Look through the material below and give the number of lines holding "they", with no other words.
※ ※ ※
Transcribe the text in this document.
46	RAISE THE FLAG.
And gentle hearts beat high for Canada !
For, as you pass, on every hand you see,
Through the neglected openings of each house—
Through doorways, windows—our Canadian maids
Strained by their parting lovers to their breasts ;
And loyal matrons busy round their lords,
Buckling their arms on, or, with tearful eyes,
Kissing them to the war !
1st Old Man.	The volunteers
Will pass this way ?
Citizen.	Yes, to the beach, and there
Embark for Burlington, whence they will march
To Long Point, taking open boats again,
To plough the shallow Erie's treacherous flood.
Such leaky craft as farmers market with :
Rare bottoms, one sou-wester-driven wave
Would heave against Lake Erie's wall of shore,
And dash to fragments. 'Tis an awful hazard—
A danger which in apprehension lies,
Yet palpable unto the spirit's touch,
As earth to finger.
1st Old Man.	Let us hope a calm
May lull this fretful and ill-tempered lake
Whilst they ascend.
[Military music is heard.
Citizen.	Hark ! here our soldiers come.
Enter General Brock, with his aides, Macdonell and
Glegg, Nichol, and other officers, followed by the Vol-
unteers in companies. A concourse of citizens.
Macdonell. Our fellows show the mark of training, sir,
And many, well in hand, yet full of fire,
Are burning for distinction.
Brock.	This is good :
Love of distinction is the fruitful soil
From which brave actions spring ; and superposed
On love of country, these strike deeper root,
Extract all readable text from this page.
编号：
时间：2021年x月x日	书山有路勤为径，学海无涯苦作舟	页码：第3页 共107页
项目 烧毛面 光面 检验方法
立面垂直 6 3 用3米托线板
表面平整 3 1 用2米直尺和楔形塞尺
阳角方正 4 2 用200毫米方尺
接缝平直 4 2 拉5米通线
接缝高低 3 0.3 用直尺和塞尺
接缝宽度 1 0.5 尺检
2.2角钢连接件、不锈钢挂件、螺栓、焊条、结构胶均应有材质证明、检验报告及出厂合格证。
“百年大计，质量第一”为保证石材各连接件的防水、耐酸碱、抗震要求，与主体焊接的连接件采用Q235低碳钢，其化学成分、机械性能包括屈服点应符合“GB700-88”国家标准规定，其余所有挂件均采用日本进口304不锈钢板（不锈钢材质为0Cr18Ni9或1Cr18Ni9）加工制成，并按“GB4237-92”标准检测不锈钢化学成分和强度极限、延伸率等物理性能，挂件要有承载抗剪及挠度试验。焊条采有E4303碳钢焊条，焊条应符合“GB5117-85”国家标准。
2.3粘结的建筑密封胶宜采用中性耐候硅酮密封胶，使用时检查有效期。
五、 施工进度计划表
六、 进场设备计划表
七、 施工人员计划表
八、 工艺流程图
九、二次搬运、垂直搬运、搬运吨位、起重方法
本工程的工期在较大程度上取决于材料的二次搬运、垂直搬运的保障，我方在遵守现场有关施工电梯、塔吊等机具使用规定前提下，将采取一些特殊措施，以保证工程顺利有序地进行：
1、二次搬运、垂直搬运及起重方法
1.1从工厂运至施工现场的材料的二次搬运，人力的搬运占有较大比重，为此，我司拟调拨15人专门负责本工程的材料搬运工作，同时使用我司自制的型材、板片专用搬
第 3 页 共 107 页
※ ※ ※
### Result of this exercise
2